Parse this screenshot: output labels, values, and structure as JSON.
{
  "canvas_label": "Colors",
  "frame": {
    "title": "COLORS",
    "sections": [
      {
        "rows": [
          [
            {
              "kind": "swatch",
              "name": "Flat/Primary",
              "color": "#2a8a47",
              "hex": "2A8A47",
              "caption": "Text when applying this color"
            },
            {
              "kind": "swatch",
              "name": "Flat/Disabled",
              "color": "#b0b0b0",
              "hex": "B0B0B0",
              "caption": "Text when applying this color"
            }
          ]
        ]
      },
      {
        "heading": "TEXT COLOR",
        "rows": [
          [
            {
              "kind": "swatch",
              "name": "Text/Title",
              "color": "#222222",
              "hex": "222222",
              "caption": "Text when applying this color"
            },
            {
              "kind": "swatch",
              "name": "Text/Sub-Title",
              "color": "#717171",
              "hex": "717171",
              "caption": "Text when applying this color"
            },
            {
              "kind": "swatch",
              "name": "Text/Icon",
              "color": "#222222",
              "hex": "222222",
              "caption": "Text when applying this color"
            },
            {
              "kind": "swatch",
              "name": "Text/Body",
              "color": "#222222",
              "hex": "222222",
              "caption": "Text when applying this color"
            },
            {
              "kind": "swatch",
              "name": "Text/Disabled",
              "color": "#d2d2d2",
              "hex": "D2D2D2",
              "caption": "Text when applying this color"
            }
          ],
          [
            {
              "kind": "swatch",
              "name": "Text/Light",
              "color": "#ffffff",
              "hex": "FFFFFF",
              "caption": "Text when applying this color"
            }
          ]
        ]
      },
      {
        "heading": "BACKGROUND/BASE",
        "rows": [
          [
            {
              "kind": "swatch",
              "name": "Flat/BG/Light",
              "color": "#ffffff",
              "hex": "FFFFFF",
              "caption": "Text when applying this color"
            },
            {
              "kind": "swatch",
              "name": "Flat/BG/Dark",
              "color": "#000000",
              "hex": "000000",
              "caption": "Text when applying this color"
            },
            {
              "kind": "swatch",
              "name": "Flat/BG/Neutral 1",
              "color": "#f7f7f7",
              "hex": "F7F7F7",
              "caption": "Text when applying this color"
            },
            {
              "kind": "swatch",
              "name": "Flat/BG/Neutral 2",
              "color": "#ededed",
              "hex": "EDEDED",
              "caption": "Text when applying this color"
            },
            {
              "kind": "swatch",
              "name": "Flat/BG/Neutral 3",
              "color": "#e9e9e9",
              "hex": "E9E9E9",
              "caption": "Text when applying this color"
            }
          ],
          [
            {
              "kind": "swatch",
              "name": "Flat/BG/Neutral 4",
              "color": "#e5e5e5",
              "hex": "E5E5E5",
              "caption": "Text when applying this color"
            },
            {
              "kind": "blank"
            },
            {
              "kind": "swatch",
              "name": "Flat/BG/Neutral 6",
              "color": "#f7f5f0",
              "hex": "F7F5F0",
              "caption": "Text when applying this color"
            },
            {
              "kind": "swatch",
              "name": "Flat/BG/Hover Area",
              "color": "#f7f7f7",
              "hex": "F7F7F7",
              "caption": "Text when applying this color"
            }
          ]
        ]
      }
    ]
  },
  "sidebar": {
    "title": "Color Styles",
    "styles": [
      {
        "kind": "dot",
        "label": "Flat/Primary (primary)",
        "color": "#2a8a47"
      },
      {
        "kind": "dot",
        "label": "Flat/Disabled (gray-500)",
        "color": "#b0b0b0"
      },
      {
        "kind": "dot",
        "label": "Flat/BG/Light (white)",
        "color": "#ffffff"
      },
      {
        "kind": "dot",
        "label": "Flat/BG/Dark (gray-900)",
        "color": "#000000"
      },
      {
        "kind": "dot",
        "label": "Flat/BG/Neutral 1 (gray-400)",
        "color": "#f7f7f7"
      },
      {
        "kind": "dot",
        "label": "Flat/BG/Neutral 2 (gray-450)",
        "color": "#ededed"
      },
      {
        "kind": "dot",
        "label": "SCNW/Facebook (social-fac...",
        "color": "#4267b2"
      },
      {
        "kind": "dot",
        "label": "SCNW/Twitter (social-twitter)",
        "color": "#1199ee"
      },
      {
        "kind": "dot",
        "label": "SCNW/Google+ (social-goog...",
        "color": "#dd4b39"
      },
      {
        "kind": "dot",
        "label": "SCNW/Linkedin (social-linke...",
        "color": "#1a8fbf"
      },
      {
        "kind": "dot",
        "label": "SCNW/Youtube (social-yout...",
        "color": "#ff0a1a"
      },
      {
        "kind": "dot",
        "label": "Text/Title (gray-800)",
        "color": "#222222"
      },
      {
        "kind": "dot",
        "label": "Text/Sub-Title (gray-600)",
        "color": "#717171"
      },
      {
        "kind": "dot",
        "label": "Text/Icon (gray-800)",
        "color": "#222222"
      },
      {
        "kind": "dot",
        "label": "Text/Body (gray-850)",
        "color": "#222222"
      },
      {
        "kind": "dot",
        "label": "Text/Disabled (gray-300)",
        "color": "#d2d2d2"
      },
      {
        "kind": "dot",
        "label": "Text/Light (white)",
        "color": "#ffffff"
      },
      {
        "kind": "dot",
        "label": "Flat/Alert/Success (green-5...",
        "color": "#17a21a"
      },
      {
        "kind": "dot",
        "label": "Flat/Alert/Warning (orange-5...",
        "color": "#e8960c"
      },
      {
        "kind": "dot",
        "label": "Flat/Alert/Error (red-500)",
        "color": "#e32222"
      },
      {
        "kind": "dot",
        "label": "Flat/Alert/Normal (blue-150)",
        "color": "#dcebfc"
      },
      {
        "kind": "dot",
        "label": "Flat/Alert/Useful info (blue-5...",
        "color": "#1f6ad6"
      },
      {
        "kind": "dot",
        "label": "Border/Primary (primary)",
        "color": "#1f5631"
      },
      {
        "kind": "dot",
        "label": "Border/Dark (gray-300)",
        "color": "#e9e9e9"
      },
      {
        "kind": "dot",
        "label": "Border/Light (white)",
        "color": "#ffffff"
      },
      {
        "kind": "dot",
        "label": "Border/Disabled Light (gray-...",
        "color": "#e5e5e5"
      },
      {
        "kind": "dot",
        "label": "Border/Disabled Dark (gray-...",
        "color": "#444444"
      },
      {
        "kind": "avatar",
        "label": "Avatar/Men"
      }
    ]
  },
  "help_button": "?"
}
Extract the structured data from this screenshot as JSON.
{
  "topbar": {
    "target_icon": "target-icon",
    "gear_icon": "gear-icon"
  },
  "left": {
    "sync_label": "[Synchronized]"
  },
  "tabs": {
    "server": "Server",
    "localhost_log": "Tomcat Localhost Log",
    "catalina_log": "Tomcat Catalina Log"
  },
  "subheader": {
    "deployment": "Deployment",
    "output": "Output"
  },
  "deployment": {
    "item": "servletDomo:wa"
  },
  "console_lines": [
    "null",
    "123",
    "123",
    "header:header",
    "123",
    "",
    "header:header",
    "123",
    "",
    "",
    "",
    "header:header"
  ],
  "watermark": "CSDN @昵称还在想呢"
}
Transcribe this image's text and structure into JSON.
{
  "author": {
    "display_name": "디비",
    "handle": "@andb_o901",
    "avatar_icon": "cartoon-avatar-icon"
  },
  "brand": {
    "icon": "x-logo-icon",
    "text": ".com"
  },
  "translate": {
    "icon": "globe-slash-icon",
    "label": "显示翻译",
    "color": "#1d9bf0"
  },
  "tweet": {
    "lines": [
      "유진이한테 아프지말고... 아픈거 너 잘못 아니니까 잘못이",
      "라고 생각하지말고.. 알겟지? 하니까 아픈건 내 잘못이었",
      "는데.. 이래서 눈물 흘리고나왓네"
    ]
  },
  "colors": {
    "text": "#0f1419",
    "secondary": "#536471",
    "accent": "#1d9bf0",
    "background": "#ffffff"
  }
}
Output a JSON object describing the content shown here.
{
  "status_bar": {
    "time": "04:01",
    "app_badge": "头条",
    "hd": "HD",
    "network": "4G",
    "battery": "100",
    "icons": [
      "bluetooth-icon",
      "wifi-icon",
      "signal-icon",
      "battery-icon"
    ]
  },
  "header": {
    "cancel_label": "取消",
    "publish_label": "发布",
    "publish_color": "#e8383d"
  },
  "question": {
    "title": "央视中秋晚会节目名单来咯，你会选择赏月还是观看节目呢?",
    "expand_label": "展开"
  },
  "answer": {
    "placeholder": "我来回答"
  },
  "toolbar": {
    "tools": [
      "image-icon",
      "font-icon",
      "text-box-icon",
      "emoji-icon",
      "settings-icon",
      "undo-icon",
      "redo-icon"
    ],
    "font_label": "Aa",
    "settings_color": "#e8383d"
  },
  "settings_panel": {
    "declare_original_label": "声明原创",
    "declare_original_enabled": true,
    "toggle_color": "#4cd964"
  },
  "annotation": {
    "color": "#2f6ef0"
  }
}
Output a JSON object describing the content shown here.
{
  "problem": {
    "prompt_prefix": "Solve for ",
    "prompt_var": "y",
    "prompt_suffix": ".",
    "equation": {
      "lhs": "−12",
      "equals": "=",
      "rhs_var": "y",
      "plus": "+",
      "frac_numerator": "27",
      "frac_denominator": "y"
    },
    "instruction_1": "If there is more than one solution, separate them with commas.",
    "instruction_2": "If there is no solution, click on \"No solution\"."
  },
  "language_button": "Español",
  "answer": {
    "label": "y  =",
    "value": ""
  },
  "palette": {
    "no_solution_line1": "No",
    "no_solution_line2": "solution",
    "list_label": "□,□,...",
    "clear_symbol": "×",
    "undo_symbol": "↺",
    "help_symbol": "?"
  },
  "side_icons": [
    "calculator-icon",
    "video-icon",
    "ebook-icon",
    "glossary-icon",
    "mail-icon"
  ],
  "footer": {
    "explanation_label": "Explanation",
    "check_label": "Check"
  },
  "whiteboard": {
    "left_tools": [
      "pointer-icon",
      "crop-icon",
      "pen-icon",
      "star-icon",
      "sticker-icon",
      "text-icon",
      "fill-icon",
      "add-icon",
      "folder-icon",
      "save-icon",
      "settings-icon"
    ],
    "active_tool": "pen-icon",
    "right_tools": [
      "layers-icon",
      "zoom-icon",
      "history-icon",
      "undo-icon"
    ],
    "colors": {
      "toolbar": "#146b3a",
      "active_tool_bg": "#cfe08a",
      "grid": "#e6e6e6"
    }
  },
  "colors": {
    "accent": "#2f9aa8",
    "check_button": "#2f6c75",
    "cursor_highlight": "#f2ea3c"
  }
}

——————————

WRITTEN REQUEST
Show every line in the records above that contains the word "Neutral".

EXERCISE OUTPUT
              "name": "Flat/BG/Neutral 1",
              "name": "Flat/BG/Neutral 2",
              "name": "Flat/BG/Neutral 3",
              "name": "Flat/BG/Neutral 4",
              "name": "Flat/BG/Neutral 6",
        "label": "Flat/BG/Neutral 1 (gray-400)",
        "label": "Flat/BG/Neutral 2 (gray-450)",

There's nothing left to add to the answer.